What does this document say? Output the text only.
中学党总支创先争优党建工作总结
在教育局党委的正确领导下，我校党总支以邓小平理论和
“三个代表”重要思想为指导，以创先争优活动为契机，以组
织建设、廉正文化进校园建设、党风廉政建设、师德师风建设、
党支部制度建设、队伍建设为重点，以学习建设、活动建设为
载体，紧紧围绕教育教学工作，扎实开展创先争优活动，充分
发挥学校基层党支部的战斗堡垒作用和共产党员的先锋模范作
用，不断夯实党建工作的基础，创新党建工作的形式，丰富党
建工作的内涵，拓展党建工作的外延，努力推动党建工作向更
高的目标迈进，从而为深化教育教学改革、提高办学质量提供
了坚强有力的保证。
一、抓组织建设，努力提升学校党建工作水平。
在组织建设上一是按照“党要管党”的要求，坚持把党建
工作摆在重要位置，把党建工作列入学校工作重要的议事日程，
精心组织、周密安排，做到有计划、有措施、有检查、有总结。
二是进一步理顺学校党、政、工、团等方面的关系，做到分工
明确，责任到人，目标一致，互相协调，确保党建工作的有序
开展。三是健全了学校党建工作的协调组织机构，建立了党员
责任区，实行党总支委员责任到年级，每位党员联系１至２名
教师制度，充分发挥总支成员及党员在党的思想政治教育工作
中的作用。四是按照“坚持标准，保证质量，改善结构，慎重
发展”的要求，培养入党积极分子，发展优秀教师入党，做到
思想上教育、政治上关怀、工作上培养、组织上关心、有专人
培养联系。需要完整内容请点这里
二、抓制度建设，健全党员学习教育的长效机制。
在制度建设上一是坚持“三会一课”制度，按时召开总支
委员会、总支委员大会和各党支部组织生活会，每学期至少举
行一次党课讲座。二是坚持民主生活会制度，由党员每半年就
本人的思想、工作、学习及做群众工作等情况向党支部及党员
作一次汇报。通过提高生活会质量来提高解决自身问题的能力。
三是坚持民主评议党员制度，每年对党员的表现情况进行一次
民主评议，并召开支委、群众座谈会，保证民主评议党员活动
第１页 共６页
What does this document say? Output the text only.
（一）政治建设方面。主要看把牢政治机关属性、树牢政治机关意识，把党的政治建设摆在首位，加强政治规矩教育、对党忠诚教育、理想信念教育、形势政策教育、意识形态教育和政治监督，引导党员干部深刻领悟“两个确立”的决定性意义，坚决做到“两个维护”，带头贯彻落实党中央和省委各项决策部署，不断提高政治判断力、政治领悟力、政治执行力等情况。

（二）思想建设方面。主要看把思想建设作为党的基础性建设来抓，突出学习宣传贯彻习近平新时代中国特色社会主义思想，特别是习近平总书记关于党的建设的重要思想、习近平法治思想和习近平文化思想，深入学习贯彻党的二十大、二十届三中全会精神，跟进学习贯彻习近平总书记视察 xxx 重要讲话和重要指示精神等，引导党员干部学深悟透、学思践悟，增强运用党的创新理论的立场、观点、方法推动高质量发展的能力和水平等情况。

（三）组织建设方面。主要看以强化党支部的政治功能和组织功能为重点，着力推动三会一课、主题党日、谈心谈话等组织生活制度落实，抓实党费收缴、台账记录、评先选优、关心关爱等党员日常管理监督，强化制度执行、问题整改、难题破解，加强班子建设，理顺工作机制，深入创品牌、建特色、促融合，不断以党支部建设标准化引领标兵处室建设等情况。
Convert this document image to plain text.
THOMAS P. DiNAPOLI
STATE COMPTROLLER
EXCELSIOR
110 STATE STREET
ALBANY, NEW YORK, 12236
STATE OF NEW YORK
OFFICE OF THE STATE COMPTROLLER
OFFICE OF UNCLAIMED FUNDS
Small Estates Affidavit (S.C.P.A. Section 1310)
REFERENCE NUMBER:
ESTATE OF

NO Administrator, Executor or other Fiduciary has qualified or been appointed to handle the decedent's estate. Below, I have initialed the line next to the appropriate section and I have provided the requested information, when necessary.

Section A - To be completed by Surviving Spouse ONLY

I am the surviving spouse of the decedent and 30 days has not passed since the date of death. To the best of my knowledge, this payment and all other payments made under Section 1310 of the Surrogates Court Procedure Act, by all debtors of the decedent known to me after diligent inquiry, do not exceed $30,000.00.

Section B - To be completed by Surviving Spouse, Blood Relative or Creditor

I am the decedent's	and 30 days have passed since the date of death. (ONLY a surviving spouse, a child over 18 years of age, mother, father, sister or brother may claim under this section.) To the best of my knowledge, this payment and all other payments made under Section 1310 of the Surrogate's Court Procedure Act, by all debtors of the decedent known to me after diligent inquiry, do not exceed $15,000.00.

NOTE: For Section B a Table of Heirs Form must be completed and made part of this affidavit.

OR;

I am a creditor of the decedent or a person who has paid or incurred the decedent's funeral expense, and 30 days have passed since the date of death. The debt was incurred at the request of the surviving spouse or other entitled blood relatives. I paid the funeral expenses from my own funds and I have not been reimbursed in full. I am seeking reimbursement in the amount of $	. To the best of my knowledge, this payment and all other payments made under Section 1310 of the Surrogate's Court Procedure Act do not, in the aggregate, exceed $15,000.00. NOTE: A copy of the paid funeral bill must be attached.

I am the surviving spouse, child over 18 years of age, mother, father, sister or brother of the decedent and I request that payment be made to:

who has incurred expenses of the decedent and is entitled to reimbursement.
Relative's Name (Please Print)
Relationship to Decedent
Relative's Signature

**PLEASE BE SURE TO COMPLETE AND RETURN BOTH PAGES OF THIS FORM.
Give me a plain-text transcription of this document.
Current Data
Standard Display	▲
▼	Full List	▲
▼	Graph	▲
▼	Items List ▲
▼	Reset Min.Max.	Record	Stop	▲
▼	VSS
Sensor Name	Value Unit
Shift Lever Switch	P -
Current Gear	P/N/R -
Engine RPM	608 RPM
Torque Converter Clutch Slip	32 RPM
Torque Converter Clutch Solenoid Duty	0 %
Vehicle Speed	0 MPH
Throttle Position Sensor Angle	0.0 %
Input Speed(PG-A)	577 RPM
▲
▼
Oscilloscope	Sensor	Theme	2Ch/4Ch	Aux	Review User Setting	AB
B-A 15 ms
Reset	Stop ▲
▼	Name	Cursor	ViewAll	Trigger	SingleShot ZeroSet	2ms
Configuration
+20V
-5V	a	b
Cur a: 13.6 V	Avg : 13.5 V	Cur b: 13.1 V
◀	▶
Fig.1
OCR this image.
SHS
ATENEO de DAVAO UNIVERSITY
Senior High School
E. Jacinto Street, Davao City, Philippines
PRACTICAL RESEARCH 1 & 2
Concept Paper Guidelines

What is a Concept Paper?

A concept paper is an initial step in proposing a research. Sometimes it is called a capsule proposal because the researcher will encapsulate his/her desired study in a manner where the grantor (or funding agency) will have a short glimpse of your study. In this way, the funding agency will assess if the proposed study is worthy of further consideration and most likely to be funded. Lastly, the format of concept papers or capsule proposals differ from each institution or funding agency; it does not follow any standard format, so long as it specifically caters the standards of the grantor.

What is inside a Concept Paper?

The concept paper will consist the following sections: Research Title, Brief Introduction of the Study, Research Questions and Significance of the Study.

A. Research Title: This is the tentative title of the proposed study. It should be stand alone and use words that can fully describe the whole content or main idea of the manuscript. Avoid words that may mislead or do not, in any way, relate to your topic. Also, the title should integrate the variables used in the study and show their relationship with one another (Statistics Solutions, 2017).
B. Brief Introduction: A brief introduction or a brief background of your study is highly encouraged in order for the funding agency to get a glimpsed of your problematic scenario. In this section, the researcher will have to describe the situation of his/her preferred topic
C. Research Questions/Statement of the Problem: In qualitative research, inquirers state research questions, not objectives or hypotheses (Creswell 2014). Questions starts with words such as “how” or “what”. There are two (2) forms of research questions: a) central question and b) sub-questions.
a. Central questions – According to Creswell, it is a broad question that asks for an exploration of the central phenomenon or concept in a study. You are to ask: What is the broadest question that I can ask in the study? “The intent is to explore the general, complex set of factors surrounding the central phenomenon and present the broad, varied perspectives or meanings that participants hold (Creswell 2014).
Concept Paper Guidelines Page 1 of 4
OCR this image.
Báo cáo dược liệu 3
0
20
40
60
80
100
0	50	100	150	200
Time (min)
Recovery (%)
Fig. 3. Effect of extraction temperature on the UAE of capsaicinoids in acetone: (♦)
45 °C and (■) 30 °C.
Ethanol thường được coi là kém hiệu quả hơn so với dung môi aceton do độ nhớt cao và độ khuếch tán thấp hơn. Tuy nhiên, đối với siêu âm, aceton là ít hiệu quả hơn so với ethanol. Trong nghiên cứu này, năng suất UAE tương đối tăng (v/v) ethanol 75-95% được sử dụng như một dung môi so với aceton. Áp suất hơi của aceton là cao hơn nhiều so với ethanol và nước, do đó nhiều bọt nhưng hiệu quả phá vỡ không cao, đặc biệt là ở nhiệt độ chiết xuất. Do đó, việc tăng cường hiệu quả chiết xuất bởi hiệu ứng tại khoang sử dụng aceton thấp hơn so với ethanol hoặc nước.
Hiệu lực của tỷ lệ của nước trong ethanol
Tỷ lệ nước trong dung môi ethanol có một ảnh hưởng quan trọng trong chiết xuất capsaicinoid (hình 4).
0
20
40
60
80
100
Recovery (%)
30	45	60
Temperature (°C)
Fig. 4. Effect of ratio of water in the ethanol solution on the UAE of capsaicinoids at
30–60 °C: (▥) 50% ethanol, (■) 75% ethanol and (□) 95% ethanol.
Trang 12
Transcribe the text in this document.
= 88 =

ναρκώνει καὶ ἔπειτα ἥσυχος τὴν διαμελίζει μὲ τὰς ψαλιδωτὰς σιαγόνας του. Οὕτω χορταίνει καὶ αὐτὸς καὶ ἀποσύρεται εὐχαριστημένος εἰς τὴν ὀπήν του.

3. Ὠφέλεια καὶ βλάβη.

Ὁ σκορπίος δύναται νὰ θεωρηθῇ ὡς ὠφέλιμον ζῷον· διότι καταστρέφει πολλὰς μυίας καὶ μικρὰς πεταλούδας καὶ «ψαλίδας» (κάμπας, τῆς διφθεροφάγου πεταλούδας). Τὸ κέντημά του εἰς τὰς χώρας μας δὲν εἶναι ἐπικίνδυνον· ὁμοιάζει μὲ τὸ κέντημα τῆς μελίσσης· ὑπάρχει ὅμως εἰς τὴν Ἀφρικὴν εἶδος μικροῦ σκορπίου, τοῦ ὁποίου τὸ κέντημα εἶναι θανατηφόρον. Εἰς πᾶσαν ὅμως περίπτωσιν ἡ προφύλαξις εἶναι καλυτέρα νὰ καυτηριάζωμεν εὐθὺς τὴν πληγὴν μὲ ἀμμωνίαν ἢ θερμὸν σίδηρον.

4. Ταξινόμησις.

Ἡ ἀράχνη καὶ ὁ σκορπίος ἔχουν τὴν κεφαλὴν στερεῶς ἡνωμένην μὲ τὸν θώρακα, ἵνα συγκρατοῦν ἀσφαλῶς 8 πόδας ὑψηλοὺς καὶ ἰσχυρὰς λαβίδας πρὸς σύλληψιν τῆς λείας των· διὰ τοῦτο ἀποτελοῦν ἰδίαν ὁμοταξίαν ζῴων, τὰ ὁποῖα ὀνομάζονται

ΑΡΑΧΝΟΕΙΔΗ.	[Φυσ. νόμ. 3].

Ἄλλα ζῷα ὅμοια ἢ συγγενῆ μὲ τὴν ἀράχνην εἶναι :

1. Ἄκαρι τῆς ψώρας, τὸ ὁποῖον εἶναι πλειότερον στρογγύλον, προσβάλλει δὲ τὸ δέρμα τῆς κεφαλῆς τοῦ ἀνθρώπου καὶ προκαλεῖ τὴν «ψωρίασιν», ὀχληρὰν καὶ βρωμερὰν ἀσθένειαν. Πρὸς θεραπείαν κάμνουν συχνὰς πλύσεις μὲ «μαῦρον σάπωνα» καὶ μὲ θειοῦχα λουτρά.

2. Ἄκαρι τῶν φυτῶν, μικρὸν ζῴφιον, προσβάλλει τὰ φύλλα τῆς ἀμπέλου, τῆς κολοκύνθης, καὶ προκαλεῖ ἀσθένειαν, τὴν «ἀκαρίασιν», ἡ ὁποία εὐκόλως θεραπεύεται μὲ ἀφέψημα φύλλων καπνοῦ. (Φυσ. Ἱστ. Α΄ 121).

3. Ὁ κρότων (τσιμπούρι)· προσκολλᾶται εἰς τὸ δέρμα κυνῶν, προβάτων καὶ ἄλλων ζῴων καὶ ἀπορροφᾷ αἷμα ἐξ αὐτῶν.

..............................

**WHAT THE TASK ASKS**
Give solely the number of lines in the data that contain the string "known".

**SOLUTION TO THIS PROBLEM**
2